WHAT IS REQUIRED. Repeat the listing in full, word for word.

INFORMATION GIVEN.
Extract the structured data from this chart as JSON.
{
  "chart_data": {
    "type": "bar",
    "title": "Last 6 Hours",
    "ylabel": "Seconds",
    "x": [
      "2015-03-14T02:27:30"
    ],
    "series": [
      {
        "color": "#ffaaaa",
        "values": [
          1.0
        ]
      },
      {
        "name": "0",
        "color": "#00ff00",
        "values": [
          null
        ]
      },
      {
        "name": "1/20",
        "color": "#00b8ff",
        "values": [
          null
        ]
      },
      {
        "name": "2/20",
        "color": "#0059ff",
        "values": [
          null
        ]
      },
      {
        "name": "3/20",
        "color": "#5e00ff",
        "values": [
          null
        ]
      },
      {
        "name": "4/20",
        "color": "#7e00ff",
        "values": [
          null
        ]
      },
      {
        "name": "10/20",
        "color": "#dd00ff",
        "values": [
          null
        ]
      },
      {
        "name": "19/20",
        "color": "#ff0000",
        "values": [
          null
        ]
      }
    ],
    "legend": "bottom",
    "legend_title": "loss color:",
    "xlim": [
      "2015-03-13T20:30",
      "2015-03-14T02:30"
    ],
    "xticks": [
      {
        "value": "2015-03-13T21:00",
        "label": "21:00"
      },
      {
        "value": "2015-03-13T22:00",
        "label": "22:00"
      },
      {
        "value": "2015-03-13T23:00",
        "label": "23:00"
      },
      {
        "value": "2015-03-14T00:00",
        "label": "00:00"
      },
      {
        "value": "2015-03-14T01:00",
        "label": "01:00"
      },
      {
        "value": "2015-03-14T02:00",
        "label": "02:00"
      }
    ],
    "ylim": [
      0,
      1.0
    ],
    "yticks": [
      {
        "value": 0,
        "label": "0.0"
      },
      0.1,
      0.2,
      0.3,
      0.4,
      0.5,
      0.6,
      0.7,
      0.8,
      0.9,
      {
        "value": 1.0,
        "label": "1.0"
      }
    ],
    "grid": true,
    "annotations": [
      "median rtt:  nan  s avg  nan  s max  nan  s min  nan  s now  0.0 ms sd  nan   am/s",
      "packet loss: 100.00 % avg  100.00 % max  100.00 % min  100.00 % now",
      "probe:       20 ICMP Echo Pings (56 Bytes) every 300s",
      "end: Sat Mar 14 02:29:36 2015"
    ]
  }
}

ANSWER TO THE TASK.
Extract the structured data from this chart as JSON.
{
  "chart_data": {
    "type": "bar",
    "title": "Last 6 Hours",
    "ylabel": "Seconds",
    "x": [
      "2015-03-14T02:27:30"
    ],
    "series": [
      {
        "color": "#ffaaaa",
        "values": [
          1.0
        ]
      },
      {
        "name": "0",
        "color": "#00ff00",
        "values": [
          null
        ]
      },
      {
        "name": "1/20",
        "color": "#00b8ff",
        "values": [
          null
        ]
      },
      {
        "name": "2/20",
        "color": "#0059ff",
        "values": [
          null
        ]
      },
      {
        "name": "3/20",
        "color": "#5e00ff",
        "values": [
          null
        ]
      },
      {
        "name": "4/20",
        "color": "#7e00ff",
        "values": [
          null
        ]
      },
      {
        "name": "10/20",
        "color": "#dd00ff",
        "values": [
          null
        ]
      },
      {
        "name": "19/20",
        "color": "#ff0000",
        "values": [
          null
        ]
      }
    ],
    "legend": "bottom",
    "legend_title": "loss color:",
    "xlim": [
      "2015-03-13T20:30",
      "2015-03-14T02:30"
    ],
    "xticks": [
      {
        "value": "2015-03-13T21:00",
        "label": "21:00"
      },
      {
        "value": "2015-03-13T22:00",
        "label": "22:00"
      },
      {
        "value": "2015-03-13T23:00",
        "label": "23:00"
      },
      {
        "value": "2015-03-14T00:00",
        "label": "00:00"
      },
      {
        "value": "2015-03-14T01:00",
        "label": "01:00"
      },
      {
        "value": "2015-03-14T02:00",
        "label": "02:00"
      }
    ],
    "ylim": [
      0,
      1.0
    ],
    "yticks": [
      {
        "value": 0,
        "label": "0.0"
      },
      0.1,
      0.2,
      0.3,
      0.4,
      0.5,
      0.6,
      0.7,
      0.8,
      0.9,
      {
        "value": 1.0,
        "label": "1.0"
      }
    ],
    "grid": true,
    "annotations": [
      "median rtt:  nan  s avg  nan  s max  nan  s min  nan  s now  0.0 ms sd  nan   am/s",
      "packet loss: 100.00 % avg  100.00 % max  100.00 % min  100.00 % now",
      "probe:       20 ICMP Echo Pings (56 Bytes) every 300s",
      "end: Sat Mar 14 02:29:36 2015"
    ]
  }
}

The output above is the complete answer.